Source material:
● ● ● ● ●

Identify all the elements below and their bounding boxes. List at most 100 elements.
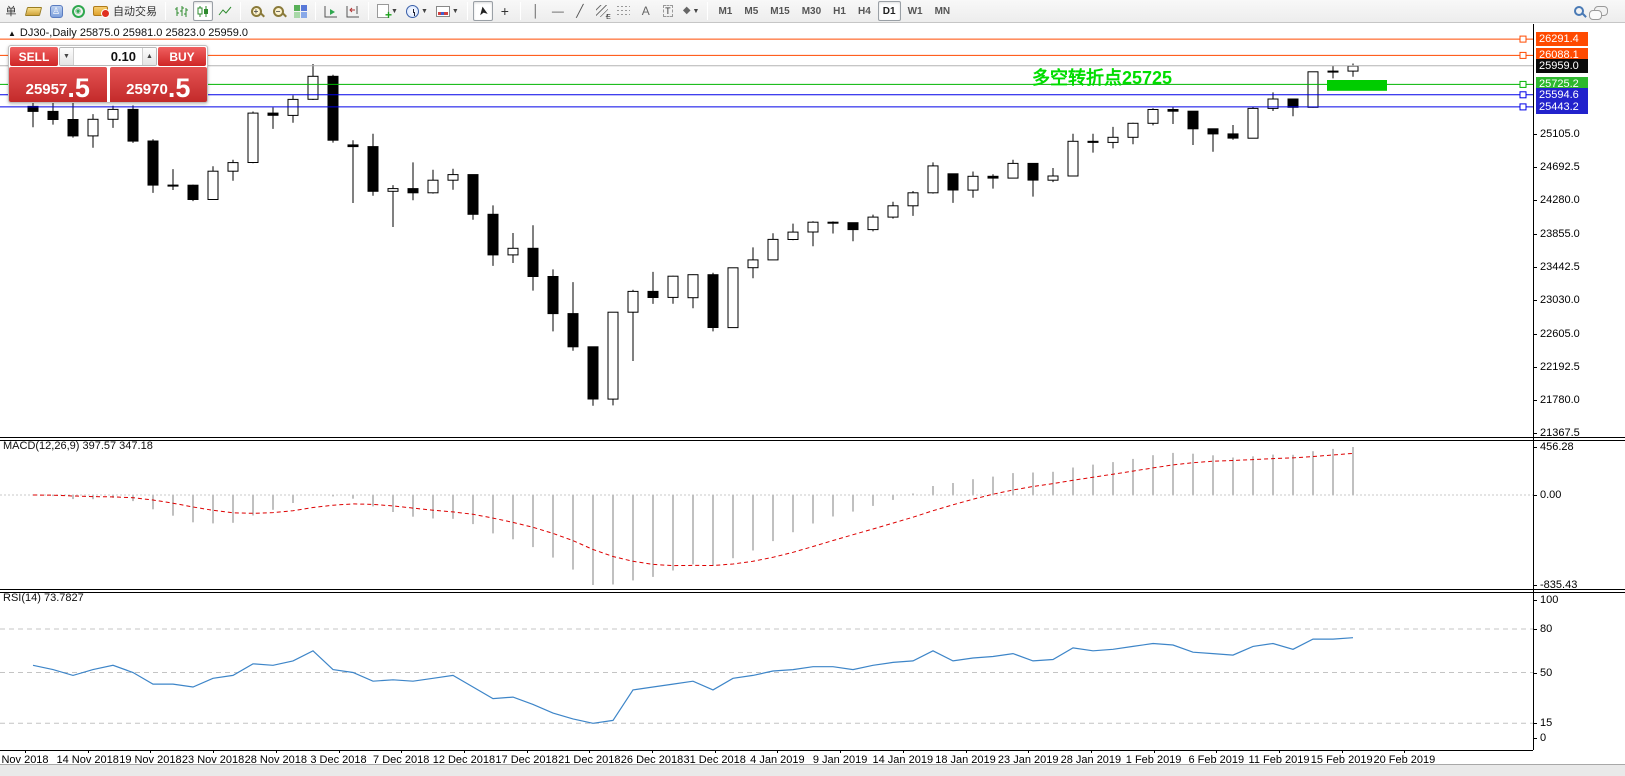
channel-button[interactable]: E (592, 1, 612, 21)
price-scale-label: 23855.0 (1540, 228, 1580, 241)
price-scale-label: 24692.5 (1540, 161, 1580, 174)
crosshair-button[interactable]: + (495, 1, 515, 21)
sell-price-panel[interactable]: 25957.5 (9, 67, 107, 103)
candle (228, 163, 238, 172)
candle (728, 268, 738, 328)
search-icon[interactable] (1569, 1, 1589, 21)
volume-field[interactable]: 0.10 (74, 48, 142, 65)
candle (248, 113, 258, 162)
candle (1248, 108, 1258, 138)
candle (888, 206, 898, 217)
candle (468, 175, 478, 215)
templates-button[interactable]: ▼ (433, 1, 462, 21)
autotrade-button[interactable]: 自动交易 (90, 1, 160, 21)
pane-separator[interactable] (0, 592, 1625, 593)
candle (268, 113, 278, 115)
new-order-button[interactable]: 单 (1, 1, 21, 21)
chart-shift-icon[interactable] (343, 1, 363, 21)
auto-scroll-icon[interactable] (321, 1, 341, 21)
candle (368, 147, 378, 192)
line-handle[interactable] (1520, 104, 1526, 110)
candlestick-chart-icon[interactable] (193, 1, 213, 21)
chat-icon[interactable] (1591, 1, 1611, 21)
text-button[interactable]: A (636, 1, 656, 21)
pane-separator[interactable] (0, 437, 1625, 438)
candle (968, 176, 978, 190)
vertical-line-button[interactable]: │ (526, 1, 546, 21)
timeframe-h4[interactable]: H4 (853, 1, 876, 21)
line-handle[interactable] (1520, 81, 1526, 87)
candle (1128, 123, 1138, 137)
periods-button[interactable]: ▼ (403, 1, 431, 21)
line-chart-icon[interactable] (215, 1, 235, 21)
fibonacci-button[interactable]: F (614, 1, 634, 21)
candle (208, 171, 218, 199)
label-button[interactable]: T (658, 1, 678, 21)
candle (548, 277, 558, 314)
bar-chart-icon[interactable] (171, 1, 191, 21)
price-scale-label: 21780.0 (1540, 394, 1580, 407)
candle (568, 314, 578, 347)
line-handle[interactable] (1520, 52, 1526, 58)
candle (748, 260, 758, 268)
macd-scale-label: -835.43 (1540, 579, 1577, 592)
candle (528, 248, 538, 276)
buy-price-panel[interactable]: 25970.5 (110, 67, 208, 103)
price-scale-label: 24280.0 (1540, 194, 1580, 207)
zoom-out-icon[interactable]: − (268, 1, 288, 21)
timeframe-mn[interactable]: MN (930, 1, 956, 21)
highlight-rect[interactable] (1327, 80, 1387, 91)
pane-separator[interactable] (0, 589, 1625, 590)
candle (1148, 110, 1158, 124)
candle (348, 145, 358, 147)
arrows-button[interactable]: ◆▼ (680, 1, 703, 21)
timeframe-d1[interactable]: D1 (878, 1, 901, 21)
trendline-button[interactable]: ╱ (570, 1, 590, 21)
zoom-in-icon[interactable]: + (246, 1, 266, 21)
signal-icon[interactable]: ◉ (68, 1, 88, 21)
cursor-button[interactable]: ➤ (473, 1, 493, 21)
sell-button[interactable]: SELL (10, 47, 58, 66)
buy-price: 25970 (126, 78, 168, 102)
price-scale-label: 22192.5 (1540, 361, 1580, 374)
indicators-button[interactable]: +▼ (374, 1, 401, 21)
pane-separator[interactable] (0, 440, 1625, 441)
candle (188, 185, 198, 199)
timeframe-m5[interactable]: M5 (739, 1, 763, 21)
line-handle[interactable] (1520, 92, 1526, 98)
chart-canvas[interactable] (0, 24, 1625, 750)
volume-stepper: ▼ 0.10 ▲ (59, 47, 157, 66)
timeframe-m1[interactable]: M1 (713, 1, 737, 21)
chart-annotation[interactable]: 多空转折点25725 (1032, 64, 1172, 90)
timeframe-m15[interactable]: M15 (765, 1, 794, 21)
timeframe-m30[interactable]: M30 (797, 1, 826, 21)
candle (708, 275, 718, 328)
volume-up-button[interactable]: ▲ (142, 48, 156, 65)
main-toolbar: 单 ♙ ◉ 自动交易 + − +▼ ▼ ▼ ➤ + │ — ╱ E F A T … (0, 0, 1625, 23)
price-line-label: 26291.4 (1536, 32, 1588, 46)
tile-windows-icon[interactable] (290, 1, 310, 21)
candles-layer (28, 64, 1358, 406)
candle (1068, 141, 1078, 176)
candle (868, 217, 878, 230)
price-scale-label: 23442.5 (1540, 261, 1580, 274)
horizontal-line-button[interactable]: — (548, 1, 568, 21)
contacts-icon[interactable]: ♙ (46, 1, 66, 21)
line-handle[interactable] (1520, 36, 1526, 42)
macd-label: MACD(12,26,9) 397.57 347.18 (3, 440, 153, 452)
timeframe-h1[interactable]: H1 (828, 1, 851, 21)
symbol-triangle-icon: ▲ (8, 29, 16, 38)
chart-title: ▲DJ30-,Daily 25875.0 25981.0 25823.0 259… (8, 27, 248, 39)
rsi-line (33, 638, 1353, 724)
price-scale-label: 21367.5 (1540, 427, 1580, 440)
candle (628, 291, 638, 312)
candle (388, 189, 398, 192)
gold-bar-icon[interactable] (23, 1, 44, 21)
autotrade-label: 自动交易 (113, 3, 157, 19)
candle (668, 276, 678, 297)
timeframe-w1[interactable]: W1 (903, 1, 928, 21)
volume-down-button[interactable]: ▼ (60, 48, 74, 65)
timeframe-group: M1M5M15M30H1H4D1W1MN (712, 1, 956, 21)
candle (588, 347, 598, 399)
buy-button[interactable]: BUY (158, 47, 206, 66)
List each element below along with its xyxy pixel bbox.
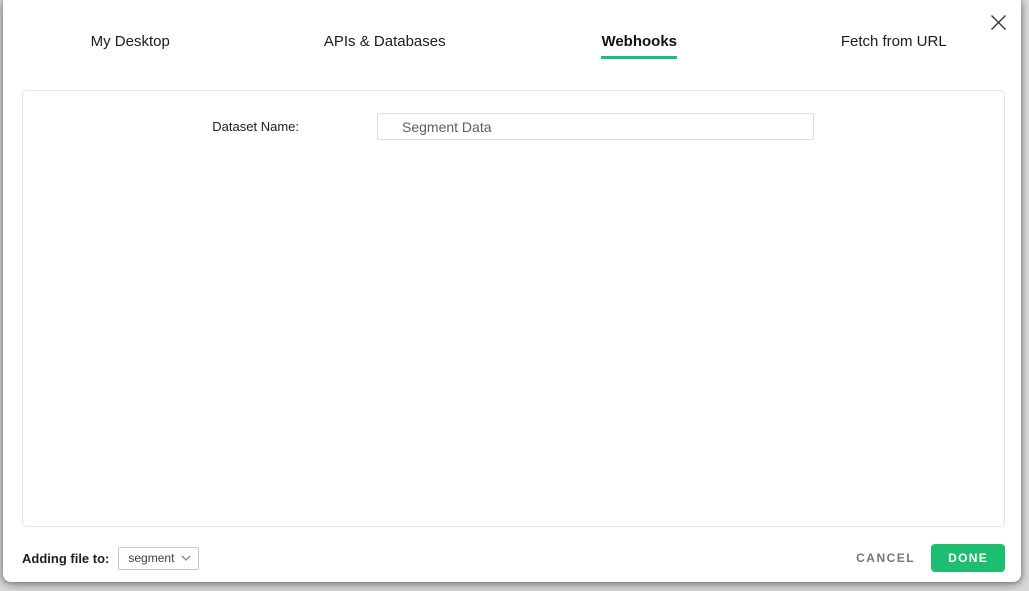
footer-left: Adding file to: segment <box>22 546 200 570</box>
dataset-name-label: Dataset Name: <box>212 119 299 134</box>
footer-right: CANCEL DONE <box>852 544 1005 572</box>
folder-select[interactable]: segment <box>118 546 200 570</box>
close-button[interactable] <box>987 11 1009 33</box>
tab-label: My Desktop <box>90 33 170 50</box>
tab-label: APIs & Databases <box>323 33 446 50</box>
chevron-down-icon <box>181 555 191 561</box>
add-data-modal: My Desktop APIs & Databases Webhooks Fet… <box>3 0 1021 582</box>
folder-select-value: segment <box>128 551 175 565</box>
tab-fetch-from-url[interactable]: Fetch from URL <box>767 33 1022 59</box>
tab-my-desktop[interactable]: My Desktop <box>3 33 258 59</box>
modal-footer: Adding file to: segment CANCEL DONE <box>22 543 1005 573</box>
tab-bar: My Desktop APIs & Databases Webhooks Fet… <box>3 0 1021 59</box>
tab-label: Fetch from URL <box>840 33 947 50</box>
webhooks-content-panel: Dataset Name: <box>22 90 1005 527</box>
tab-webhooks[interactable]: Webhooks <box>512 33 767 59</box>
dataset-name-input[interactable] <box>377 113 814 140</box>
dataset-name-row: Dataset Name: <box>23 91 1004 140</box>
done-button[interactable]: DONE <box>931 544 1005 572</box>
tab-label: Webhooks <box>601 33 678 59</box>
close-icon <box>990 14 1007 31</box>
cancel-button[interactable]: CANCEL <box>852 545 919 571</box>
tab-apis-databases[interactable]: APIs & Databases <box>258 33 513 59</box>
adding-file-label: Adding file to: <box>22 550 110 566</box>
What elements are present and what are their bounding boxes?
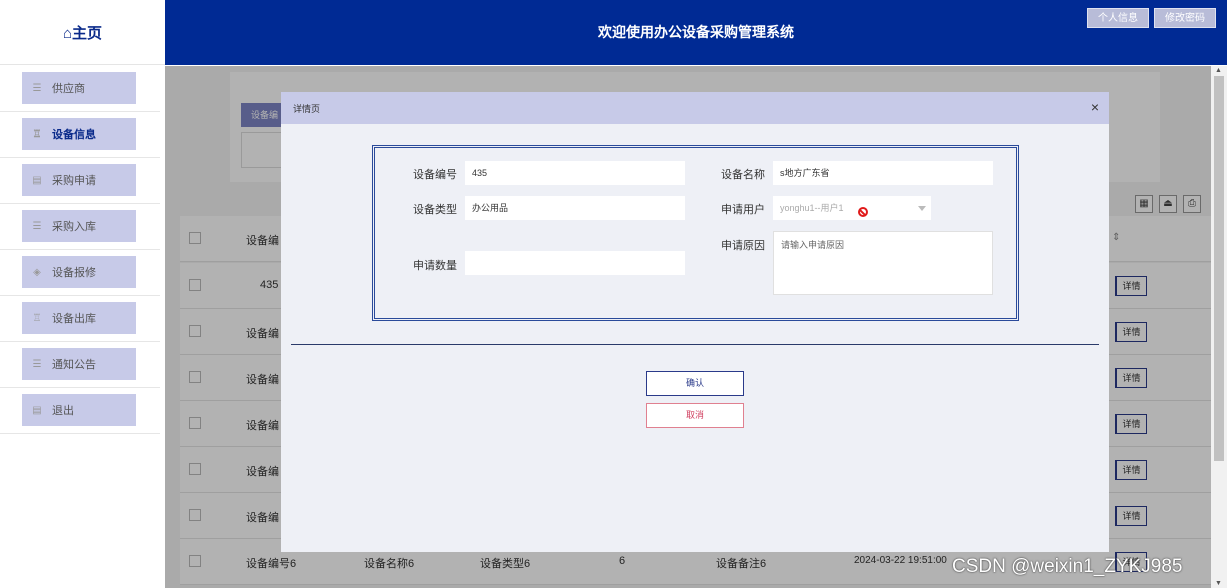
sidebar: ☰ 供应商 ♖ 设备信息 ▤ 采购申请 ☰ 采购入库 ◈ 设备报修 ♖ 设备出库 ☰ 通知公告… (0, 66, 165, 588)
sidebar-item-label: 设备信息 (52, 129, 96, 141)
apply-reason-label: 申请原因 (721, 240, 765, 252)
cancel-button[interactable]: 取消 (646, 403, 744, 428)
dialog-title: 详情页 (293, 104, 321, 114)
device-type-field[interactable]: 办公用品 (465, 196, 685, 220)
change-password-button[interactable]: 修改密码 (1154, 8, 1216, 28)
doc-icon: ▤ (32, 404, 42, 416)
divider (291, 344, 1099, 345)
apply-user-select[interactable]: yonghu1--用户1 (773, 196, 931, 220)
sidebar-item-supplier[interactable]: ☰ 供应商 (22, 72, 136, 104)
device-no-field[interactable]: 435 (465, 161, 685, 185)
list-icon: ☰ (32, 358, 42, 370)
sidebar-item-label: 设备报修 (52, 267, 96, 279)
device-no-label: 设备编号 (413, 169, 457, 181)
sidebar-item-purchase-stock-in[interactable]: ☰ 采购入库 (22, 210, 136, 242)
sidebar-item-label: 供应商 (52, 83, 85, 95)
sidebar-item-device-stock-out[interactable]: ♖ 设备出库 (22, 302, 136, 334)
detail-dialog: 详情页 × 设备编号 435 设备名称 s地方广东省 设备类型 办公用品 申请用… (281, 92, 1109, 552)
device-type-label: 设备类型 (413, 204, 457, 216)
scroll-down-icon[interactable]: ▼ (1215, 580, 1222, 587)
chevron-down-icon (918, 206, 926, 211)
scrollbar-thumb[interactable] (1214, 76, 1224, 461)
sidebar-item-label: 采购入库 (52, 221, 96, 233)
layers-icon: ◈ (33, 266, 41, 278)
sidebar-item-notice[interactable]: ☰ 通知公告 (22, 348, 136, 380)
device-name-field[interactable]: s地方广东省 (773, 161, 993, 185)
apply-qty-field[interactable] (465, 251, 685, 275)
scroll-up-icon[interactable]: ▲ (1215, 67, 1222, 74)
detail-form: 设备编号 435 设备名称 s地方广东省 设备类型 办公用品 申请用户 yong… (372, 145, 1019, 321)
sidebar-item-label: 采购申请 (52, 175, 96, 187)
top-banner: 欢迎使用办公设备采购管理系统 个人信息 修改密码 (165, 0, 1227, 65)
confirm-button[interactable]: 确认 (646, 371, 744, 396)
apply-user-label: 申请用户 (721, 204, 765, 216)
sidebar-item-device-repair[interactable]: ◈ 设备报修 (22, 256, 136, 288)
page-scrollbar[interactable]: ▲ ▼ (1211, 66, 1227, 588)
sidebar-item-purchase-request[interactable]: ▤ 采购申请 (22, 164, 136, 196)
watermark: CSDN @weixin1_ZYKJ985 (952, 556, 1183, 577)
list-icon: ☰ (32, 82, 42, 94)
not-allowed-icon (858, 207, 868, 217)
profile-button[interactable]: 个人信息 (1087, 8, 1149, 28)
device-name-label: 设备名称 (721, 169, 765, 181)
sidebar-item-label: 退出 (52, 405, 74, 417)
doc-icon: ▤ (32, 174, 42, 186)
sidebar-item-label: 设备出库 (52, 313, 96, 325)
sidebar-item-label: 通知公告 (52, 359, 96, 371)
sidebar-item-logout[interactable]: ▤ 退出 (22, 394, 136, 426)
sidebar-item-device-info[interactable]: ♖ 设备信息 (22, 118, 136, 150)
trash-icon: ♖ (32, 128, 42, 140)
page-title: 欢迎使用办公设备采购管理系统 (598, 24, 794, 40)
trash-icon: ♖ (32, 312, 42, 324)
close-icon[interactable]: × (1091, 99, 1099, 115)
apply-reason-textarea[interactable]: 请输入申请原因 (773, 231, 993, 295)
home-logo[interactable]: ⌂主页 (0, 0, 165, 65)
dialog-header: 详情页 × (281, 92, 1109, 124)
apply-qty-label: 申请数量 (413, 260, 457, 272)
list-icon: ☰ (32, 220, 42, 232)
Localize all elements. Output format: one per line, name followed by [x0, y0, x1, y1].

● ● ● ● ●

Reproduce verbatim the lines of the listing starting with the line containing "footer-left: Adding file" and going on through the line containing "tab-label: Fetch from".

footer-left: Adding file to: segment <box>22 546 200 570</box>
dataset-name-label: Dataset Name: <box>212 119 299 134</box>
footer-right: CANCEL DONE <box>852 544 1005 572</box>
folder-select[interactable]: segment <box>118 546 200 570</box>
close-button[interactable] <box>987 11 1009 33</box>
tab-label: My Desktop <box>90 33 170 50</box>
tab-label: APIs & Databases <box>323 33 446 50</box>
chevron-down-icon <box>181 555 191 561</box>
add-data-modal: My Desktop APIs & Databases Webhooks Fet… <box>3 0 1021 582</box>
folder-select-value: segment <box>128 551 175 565</box>
tab-fetch-from-url[interactable]: Fetch from URL <box>767 33 1022 59</box>
tab-my-desktop[interactable]: My Desktop <box>3 33 258 59</box>
modal-footer: Adding file to: segment CANCEL DONE <box>22 543 1005 573</box>
tab-bar: My Desktop APIs & Databases Webhooks Fet… <box>3 0 1021 59</box>
tab-label: Fetch from URL <box>840 33 947 50</box>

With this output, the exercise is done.